Data drawn from a collection:
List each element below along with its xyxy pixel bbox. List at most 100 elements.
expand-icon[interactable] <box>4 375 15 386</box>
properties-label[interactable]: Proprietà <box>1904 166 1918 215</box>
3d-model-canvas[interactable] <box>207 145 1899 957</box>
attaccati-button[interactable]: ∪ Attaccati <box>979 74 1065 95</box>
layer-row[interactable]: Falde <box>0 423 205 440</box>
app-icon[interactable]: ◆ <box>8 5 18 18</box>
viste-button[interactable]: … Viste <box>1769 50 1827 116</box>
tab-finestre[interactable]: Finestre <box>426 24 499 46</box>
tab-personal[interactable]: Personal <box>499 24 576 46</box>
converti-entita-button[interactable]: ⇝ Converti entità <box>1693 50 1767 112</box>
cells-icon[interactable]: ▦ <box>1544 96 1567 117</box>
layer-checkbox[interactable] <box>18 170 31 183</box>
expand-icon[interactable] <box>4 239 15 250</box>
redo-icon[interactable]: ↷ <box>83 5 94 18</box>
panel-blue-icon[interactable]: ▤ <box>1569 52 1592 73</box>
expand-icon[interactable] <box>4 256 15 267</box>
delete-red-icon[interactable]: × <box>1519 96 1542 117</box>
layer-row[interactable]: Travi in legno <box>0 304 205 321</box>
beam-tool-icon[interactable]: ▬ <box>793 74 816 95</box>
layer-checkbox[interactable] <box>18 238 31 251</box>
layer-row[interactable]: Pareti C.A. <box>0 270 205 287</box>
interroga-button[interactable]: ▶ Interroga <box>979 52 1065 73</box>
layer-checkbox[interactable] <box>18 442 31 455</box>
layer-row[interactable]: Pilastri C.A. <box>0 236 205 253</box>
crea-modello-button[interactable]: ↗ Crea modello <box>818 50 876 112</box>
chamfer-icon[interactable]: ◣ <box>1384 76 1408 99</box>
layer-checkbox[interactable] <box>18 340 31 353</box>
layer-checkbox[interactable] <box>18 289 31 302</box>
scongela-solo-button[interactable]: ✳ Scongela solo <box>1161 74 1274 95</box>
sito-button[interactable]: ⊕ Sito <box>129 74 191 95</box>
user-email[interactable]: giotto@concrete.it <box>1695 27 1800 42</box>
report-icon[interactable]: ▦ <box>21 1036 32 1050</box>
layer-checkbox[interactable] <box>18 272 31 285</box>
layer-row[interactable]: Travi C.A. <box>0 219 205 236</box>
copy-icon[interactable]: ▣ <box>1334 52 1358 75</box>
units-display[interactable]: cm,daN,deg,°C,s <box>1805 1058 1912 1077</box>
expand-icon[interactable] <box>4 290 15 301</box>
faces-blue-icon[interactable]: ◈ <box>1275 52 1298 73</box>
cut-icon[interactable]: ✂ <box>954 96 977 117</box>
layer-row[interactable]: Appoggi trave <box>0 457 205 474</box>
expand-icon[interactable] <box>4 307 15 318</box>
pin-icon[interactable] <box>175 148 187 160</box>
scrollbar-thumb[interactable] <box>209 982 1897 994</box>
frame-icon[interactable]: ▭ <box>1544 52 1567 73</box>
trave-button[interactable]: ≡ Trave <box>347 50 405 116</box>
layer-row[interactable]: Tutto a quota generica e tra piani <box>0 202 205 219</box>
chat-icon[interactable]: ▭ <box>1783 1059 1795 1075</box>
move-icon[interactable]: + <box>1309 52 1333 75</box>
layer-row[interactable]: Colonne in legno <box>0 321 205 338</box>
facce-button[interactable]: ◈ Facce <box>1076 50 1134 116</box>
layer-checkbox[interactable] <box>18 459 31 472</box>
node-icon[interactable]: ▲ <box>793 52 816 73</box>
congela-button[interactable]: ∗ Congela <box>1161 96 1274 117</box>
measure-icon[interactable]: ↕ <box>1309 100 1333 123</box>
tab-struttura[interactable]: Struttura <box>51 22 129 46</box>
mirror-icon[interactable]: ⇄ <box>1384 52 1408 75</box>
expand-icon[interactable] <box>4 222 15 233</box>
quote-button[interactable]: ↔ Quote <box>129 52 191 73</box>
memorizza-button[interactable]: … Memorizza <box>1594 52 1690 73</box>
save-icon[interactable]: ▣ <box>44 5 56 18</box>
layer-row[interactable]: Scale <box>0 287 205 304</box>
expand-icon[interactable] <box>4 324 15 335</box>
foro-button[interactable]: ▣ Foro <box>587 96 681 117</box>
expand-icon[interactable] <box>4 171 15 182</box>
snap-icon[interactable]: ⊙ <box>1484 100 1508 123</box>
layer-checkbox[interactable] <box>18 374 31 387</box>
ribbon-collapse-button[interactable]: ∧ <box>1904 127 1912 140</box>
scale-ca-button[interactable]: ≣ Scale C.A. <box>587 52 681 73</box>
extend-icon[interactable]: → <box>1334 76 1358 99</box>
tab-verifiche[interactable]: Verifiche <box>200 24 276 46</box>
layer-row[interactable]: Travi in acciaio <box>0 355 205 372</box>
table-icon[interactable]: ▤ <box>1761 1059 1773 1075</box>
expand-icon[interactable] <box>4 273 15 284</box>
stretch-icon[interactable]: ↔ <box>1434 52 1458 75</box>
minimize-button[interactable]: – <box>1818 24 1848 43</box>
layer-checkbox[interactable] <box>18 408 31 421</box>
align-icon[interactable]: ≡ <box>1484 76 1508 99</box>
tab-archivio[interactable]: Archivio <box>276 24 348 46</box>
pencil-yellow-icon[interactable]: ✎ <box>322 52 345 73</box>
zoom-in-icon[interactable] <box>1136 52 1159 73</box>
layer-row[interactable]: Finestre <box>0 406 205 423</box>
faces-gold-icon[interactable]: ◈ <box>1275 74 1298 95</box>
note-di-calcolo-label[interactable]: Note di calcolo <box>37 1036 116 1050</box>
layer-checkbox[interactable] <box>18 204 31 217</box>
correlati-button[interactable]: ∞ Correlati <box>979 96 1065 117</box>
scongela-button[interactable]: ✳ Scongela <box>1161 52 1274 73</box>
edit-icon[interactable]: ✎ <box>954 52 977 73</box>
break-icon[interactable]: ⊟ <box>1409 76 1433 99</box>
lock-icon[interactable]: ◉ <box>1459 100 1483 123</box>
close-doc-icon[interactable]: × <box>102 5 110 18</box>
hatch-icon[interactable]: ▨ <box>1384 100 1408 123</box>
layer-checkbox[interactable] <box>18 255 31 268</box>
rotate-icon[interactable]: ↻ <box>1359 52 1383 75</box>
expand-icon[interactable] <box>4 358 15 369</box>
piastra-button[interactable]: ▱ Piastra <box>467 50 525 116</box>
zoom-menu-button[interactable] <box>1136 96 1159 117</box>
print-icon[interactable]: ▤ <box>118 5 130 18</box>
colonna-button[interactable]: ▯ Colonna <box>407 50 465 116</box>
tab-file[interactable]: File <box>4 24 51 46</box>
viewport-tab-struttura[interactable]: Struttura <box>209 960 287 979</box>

Short problem: Repeat the rows word for word, from the first line through the line with "redo-icon[interactable]: ↷ <box>83", including both.

Exercise solution:
List each element below along with its xyxy pixel bbox. List at most 100 elements.
expand-icon[interactable] <box>4 375 15 386</box>
properties-label[interactable]: Proprietà <box>1904 166 1918 215</box>
3d-model-canvas[interactable] <box>207 145 1899 957</box>
attaccati-button[interactable]: ∪ Attaccati <box>979 74 1065 95</box>
layer-row[interactable]: Falde <box>0 423 205 440</box>
app-icon[interactable]: ◆ <box>8 5 18 18</box>
viste-button[interactable]: … Viste <box>1769 50 1827 116</box>
tab-finestre[interactable]: Finestre <box>426 24 499 46</box>
tab-personal[interactable]: Personal <box>499 24 576 46</box>
converti-entita-button[interactable]: ⇝ Converti entità <box>1693 50 1767 112</box>
cells-icon[interactable]: ▦ <box>1544 96 1567 117</box>
layer-checkbox[interactable] <box>18 170 31 183</box>
expand-icon[interactable] <box>4 239 15 250</box>
redo-icon[interactable]: ↷ <box>83 5 94 18</box>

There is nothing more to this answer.